▶ [GIVEN RECORDS]:
::::::::
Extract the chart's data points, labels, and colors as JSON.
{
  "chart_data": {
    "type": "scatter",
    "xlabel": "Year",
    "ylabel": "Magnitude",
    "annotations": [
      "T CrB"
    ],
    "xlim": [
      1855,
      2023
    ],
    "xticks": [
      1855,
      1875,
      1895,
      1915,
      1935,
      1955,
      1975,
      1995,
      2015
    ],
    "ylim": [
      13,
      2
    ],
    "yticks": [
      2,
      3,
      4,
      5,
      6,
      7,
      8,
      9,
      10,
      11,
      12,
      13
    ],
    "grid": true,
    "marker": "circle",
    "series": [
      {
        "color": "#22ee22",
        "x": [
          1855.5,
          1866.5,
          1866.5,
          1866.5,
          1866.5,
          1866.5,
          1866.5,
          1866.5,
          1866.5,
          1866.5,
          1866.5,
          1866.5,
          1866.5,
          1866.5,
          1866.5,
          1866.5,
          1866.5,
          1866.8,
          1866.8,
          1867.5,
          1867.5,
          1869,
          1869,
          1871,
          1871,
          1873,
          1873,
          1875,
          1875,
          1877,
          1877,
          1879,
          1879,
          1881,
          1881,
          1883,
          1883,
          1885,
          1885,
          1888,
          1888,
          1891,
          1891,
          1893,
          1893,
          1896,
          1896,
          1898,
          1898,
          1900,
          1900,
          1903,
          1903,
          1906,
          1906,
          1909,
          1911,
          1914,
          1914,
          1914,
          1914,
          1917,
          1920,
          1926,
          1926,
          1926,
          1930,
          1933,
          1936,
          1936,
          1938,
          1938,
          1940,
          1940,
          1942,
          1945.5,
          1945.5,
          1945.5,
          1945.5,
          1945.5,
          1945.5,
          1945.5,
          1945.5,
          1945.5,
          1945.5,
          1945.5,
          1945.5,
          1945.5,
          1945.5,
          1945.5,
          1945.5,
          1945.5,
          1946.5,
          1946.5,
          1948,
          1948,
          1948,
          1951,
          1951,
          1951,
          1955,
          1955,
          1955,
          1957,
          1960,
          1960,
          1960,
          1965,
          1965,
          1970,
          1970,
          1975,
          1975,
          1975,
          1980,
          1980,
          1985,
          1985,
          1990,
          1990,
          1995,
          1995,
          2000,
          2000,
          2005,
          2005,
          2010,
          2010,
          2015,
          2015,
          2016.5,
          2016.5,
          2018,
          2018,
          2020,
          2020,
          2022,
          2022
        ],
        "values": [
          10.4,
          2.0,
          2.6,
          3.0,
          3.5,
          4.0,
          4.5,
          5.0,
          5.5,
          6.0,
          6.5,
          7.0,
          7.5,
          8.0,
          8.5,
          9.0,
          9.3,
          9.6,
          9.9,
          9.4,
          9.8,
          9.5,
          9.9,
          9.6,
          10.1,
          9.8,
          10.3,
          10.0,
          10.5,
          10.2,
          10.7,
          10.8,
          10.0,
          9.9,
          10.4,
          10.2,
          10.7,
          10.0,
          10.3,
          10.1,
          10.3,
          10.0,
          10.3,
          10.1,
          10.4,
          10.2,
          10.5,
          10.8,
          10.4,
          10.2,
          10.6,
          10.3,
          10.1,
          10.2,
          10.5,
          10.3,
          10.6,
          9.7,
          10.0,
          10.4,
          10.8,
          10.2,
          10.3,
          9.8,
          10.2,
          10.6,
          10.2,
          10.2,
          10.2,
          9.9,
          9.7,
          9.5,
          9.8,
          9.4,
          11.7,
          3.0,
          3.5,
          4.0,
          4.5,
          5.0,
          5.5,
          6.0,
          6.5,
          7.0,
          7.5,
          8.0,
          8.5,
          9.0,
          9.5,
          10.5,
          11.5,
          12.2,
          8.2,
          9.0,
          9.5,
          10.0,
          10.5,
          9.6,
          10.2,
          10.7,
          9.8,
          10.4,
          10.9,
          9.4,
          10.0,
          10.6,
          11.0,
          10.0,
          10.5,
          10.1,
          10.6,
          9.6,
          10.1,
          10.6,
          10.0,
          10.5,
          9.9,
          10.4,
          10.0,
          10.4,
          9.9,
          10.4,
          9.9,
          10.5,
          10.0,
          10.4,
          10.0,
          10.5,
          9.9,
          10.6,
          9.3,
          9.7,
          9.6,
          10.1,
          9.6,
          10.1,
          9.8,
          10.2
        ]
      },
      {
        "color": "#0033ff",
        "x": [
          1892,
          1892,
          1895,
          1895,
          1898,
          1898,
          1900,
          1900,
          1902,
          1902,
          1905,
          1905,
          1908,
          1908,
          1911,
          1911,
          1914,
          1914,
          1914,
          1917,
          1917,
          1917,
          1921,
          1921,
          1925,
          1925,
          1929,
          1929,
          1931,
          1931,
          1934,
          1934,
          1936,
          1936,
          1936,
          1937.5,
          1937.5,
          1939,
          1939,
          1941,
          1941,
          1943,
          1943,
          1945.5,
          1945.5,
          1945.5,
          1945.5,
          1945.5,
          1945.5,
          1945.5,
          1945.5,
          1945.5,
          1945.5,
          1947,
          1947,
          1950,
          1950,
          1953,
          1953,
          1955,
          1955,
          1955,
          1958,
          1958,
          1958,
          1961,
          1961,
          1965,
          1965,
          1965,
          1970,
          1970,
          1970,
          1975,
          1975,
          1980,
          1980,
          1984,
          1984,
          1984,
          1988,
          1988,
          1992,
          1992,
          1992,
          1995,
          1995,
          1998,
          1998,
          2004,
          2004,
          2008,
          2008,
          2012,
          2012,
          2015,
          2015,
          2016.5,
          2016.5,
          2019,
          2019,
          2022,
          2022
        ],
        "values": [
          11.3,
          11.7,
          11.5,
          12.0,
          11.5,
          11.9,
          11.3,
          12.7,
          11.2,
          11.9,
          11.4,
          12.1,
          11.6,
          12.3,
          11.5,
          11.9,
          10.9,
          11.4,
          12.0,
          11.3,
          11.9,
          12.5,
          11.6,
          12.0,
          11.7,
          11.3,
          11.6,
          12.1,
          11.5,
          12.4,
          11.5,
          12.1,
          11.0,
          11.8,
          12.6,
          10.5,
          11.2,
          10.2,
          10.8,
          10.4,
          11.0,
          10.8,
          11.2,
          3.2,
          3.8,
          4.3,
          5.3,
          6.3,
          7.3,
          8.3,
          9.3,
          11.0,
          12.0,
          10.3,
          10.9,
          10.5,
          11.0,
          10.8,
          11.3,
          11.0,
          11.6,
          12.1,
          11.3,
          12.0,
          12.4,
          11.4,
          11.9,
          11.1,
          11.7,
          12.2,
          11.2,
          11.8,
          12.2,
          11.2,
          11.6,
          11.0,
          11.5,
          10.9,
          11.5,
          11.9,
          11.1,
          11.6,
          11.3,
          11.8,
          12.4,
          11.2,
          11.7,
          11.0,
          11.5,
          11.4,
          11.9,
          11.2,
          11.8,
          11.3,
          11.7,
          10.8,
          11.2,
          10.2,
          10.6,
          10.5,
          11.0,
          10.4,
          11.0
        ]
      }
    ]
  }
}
::::::::
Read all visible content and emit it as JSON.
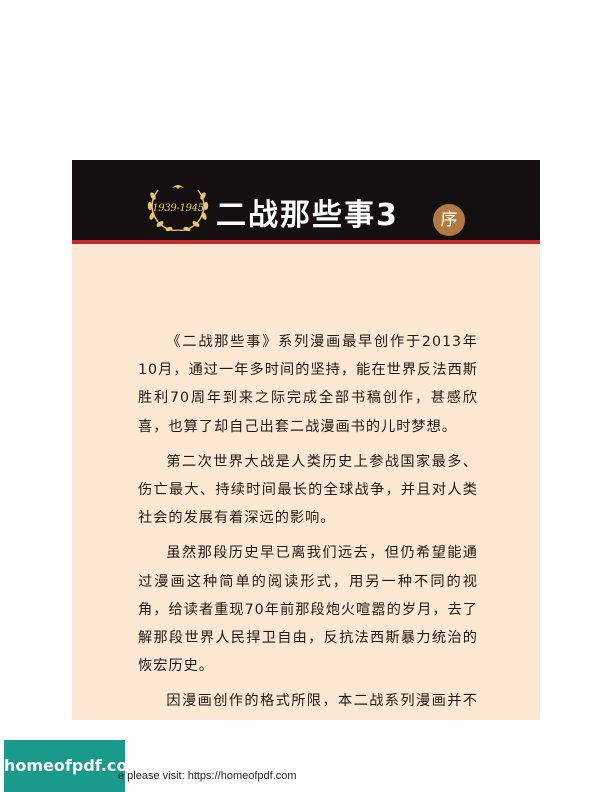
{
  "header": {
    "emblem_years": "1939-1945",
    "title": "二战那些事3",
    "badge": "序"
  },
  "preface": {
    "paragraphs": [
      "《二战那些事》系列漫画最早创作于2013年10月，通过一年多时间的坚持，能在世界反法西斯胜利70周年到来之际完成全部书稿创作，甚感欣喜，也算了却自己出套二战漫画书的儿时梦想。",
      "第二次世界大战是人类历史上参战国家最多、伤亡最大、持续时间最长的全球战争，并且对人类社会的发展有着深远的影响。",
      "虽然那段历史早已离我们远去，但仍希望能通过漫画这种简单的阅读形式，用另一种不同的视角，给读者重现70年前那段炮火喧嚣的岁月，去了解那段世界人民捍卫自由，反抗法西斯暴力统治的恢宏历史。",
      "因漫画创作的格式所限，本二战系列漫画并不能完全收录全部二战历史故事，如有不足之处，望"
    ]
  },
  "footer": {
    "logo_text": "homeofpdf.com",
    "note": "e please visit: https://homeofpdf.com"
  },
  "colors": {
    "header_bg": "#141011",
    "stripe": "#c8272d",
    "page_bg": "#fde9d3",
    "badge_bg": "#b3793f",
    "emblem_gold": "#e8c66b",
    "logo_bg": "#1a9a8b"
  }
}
::::::::
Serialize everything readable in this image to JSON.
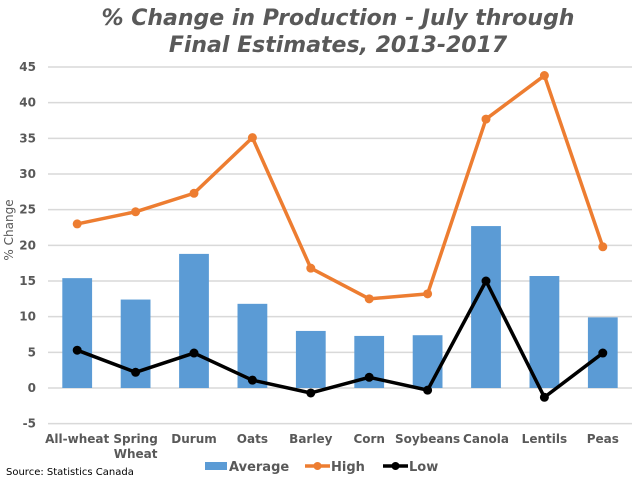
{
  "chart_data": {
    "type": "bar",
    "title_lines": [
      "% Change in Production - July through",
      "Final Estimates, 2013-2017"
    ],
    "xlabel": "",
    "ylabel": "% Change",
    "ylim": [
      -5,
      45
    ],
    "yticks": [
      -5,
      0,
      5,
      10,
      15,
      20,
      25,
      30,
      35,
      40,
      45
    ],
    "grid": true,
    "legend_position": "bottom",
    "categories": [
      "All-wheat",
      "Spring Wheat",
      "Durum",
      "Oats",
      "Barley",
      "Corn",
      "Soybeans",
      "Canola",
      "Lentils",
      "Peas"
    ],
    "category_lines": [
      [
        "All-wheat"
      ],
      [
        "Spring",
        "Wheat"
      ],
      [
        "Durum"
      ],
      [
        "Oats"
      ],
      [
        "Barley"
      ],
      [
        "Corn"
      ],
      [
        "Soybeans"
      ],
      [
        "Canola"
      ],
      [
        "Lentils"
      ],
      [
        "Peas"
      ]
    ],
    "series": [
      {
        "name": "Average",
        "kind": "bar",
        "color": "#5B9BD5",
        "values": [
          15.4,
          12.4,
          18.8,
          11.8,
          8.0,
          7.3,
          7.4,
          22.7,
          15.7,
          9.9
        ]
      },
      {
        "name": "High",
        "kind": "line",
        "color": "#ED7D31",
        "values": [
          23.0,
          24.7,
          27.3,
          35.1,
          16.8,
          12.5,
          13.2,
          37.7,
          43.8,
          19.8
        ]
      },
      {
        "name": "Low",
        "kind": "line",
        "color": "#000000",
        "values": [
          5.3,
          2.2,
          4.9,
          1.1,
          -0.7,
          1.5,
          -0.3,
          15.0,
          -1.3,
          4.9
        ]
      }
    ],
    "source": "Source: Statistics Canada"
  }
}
::::::::
▶ [REQUIREMENTS]: Show all lines from the data above in which the word "homeofpdf" appears.

▶ [SOLUTION TO THIS TASK]:
    "logo_text": "homeofpdf.com",
    "note": "e please visit: https://homeofpdf.com"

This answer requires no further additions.